-- begin Exercise data --

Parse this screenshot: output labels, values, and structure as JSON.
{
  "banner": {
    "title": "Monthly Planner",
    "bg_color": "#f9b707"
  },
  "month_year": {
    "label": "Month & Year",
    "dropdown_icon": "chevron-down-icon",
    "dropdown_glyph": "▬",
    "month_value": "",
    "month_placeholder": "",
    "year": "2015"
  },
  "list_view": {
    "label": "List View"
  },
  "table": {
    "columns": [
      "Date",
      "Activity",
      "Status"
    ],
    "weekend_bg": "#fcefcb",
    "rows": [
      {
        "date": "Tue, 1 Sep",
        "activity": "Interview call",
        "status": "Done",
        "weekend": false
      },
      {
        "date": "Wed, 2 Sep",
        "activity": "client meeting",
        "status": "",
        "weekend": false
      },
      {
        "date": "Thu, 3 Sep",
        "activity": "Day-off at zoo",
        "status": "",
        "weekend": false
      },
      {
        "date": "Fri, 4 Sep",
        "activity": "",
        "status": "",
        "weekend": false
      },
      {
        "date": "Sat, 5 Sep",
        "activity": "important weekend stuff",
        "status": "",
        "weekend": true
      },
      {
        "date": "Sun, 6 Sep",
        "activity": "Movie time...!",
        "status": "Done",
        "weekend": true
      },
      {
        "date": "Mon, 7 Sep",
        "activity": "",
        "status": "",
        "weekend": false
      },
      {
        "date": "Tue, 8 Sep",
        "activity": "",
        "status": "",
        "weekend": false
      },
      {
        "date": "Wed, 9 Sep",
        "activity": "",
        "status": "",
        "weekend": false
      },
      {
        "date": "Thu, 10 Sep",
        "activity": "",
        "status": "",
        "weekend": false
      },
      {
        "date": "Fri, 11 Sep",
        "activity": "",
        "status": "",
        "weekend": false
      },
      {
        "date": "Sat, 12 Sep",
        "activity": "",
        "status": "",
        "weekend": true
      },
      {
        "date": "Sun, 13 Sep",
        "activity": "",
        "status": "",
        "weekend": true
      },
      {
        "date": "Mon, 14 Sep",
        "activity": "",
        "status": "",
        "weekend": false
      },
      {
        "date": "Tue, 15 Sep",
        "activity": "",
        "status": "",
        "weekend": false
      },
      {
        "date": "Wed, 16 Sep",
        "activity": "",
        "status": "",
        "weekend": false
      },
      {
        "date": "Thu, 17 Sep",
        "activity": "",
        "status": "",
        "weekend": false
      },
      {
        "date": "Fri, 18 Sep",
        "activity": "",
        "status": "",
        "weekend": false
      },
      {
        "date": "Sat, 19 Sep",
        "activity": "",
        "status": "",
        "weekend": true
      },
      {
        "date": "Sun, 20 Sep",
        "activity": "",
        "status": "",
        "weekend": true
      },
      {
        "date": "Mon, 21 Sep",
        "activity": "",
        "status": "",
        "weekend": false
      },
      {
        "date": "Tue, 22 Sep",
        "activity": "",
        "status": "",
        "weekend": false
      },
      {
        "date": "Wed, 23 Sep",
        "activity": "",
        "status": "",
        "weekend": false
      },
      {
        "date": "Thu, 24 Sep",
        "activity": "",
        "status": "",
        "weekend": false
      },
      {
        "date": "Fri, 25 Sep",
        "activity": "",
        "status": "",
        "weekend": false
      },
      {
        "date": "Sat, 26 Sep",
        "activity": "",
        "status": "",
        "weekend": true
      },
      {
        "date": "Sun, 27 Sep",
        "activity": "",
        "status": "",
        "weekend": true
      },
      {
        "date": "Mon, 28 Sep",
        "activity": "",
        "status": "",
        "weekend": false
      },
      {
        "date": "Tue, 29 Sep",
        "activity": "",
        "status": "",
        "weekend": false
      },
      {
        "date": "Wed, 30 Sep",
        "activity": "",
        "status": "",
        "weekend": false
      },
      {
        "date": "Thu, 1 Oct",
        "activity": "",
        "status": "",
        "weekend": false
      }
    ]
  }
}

-- end Exercise data --

Give back all the records exactly as they stand.

Right answer:
Parse this screenshot: output labels, values, and structure as JSON.
{
  "banner": {
    "title": "Monthly Planner",
    "bg_color": "#f9b707"
  },
  "month_year": {
    "label": "Month & Year",
    "dropdown_icon": "chevron-down-icon",
    "dropdown_glyph": "▬",
    "month_value": "",
    "month_placeholder": "",
    "year": "2015"
  },
  "list_view": {
    "label": "List View"
  },
  "table": {
    "columns": [
      "Date",
      "Activity",
      "Status"
    ],
    "weekend_bg": "#fcefcb",
    "rows": [
      {
        "date": "Tue, 1 Sep",
        "activity": "Interview call",
        "status": "Done",
        "weekend": false
      },
      {
        "date": "Wed, 2 Sep",
        "activity": "client meeting",
        "status": "",
        "weekend": false
      },
      {
        "date": "Thu, 3 Sep",
        "activity": "Day-off at zoo",
        "status": "",
        "weekend": false
      },
      {
        "date": "Fri, 4 Sep",
        "activity": "",
        "status": "",
        "weekend": false
      },
      {
        "date": "Sat, 5 Sep",
        "activity": "important weekend stuff",
        "status": "",
        "weekend": true
      },
      {
        "date": "Sun, 6 Sep",
        "activity": "Movie time...!",
        "status": "Done",
        "weekend": true
      },
      {
        "date": "Mon, 7 Sep",
        "activity": "",
        "status": "",
        "weekend": false
      },
      {
        "date": "Tue, 8 Sep",
        "activity": "",
        "status": "",
        "weekend": false
      },
      {
        "date": "Wed, 9 Sep",
        "activity": "",
        "status": "",
        "weekend": false
      },
      {
        "date": "Thu, 10 Sep",
        "activity": "",
        "status": "",
        "weekend": false
      },
      {
        "date": "Fri, 11 Sep",
        "activity": "",
        "status": "",
        "weekend": false
      },
      {
        "date": "Sat, 12 Sep",
        "activity": "",
        "status": "",
        "weekend": true
      },
      {
        "date": "Sun, 13 Sep",
        "activity": "",
        "status": "",
        "weekend": true
      },
      {
        "date": "Mon, 14 Sep",
        "activity": "",
        "status": "",
        "weekend": false
      },
      {
        "date": "Tue, 15 Sep",
        "activity": "",
        "status": "",
        "weekend": false
      },
      {
        "date": "Wed, 16 Sep",
        "activity": "",
        "status": "",
        "weekend": false
      },
      {
        "date": "Thu, 17 Sep",
        "activity": "",
        "status": "",
        "weekend": false
      },
      {
        "date": "Fri, 18 Sep",
        "activity": "",
        "status": "",
        "weekend": false
      },
      {
        "date": "Sat, 19 Sep",
        "activity": "",
        "status": "",
        "weekend": true
      },
      {
        "date": "Sun, 20 Sep",
        "activity": "",
        "status": "",
        "weekend": true
      },
      {
        "date": "Mon, 21 Sep",
        "activity": "",
        "status": "",
        "weekend": false
      },
      {
        "date": "Tue, 22 Sep",
        "activity": "",
        "status": "",
        "weekend": false
      },
      {
        "date": "Wed, 23 Sep",
        "activity": "",
        "status": "",
        "weekend": false
      },
      {
        "date": "Thu, 24 Sep",
        "activity": "",
        "status": "",
        "weekend": false
      },
      {
        "date": "Fri, 25 Sep",
        "activity": "",
        "status": "",
        "weekend": false
      },
      {
        "date": "Sat, 26 Sep",
        "activity": "",
        "status": "",
        "weekend": true
      },
      {
        "date": "Sun, 27 Sep",
        "activity": "",
        "status": "",
        "weekend": true
      },
      {
        "date": "Mon, 28 Sep",
        "activity": "",
        "status": "",
        "weekend": false
      },
      {
        "date": "Tue, 29 Sep",
        "activity": "",
        "status": "",
        "weekend": false
      },
      {
        "date": "Wed, 30 Sep",
        "activity": "",
        "status": "",
        "weekend": false
      },
      {
        "date": "Thu, 1 Oct",
        "activity": "",
        "status": "",
        "weekend": false
      }
    ]
  }
}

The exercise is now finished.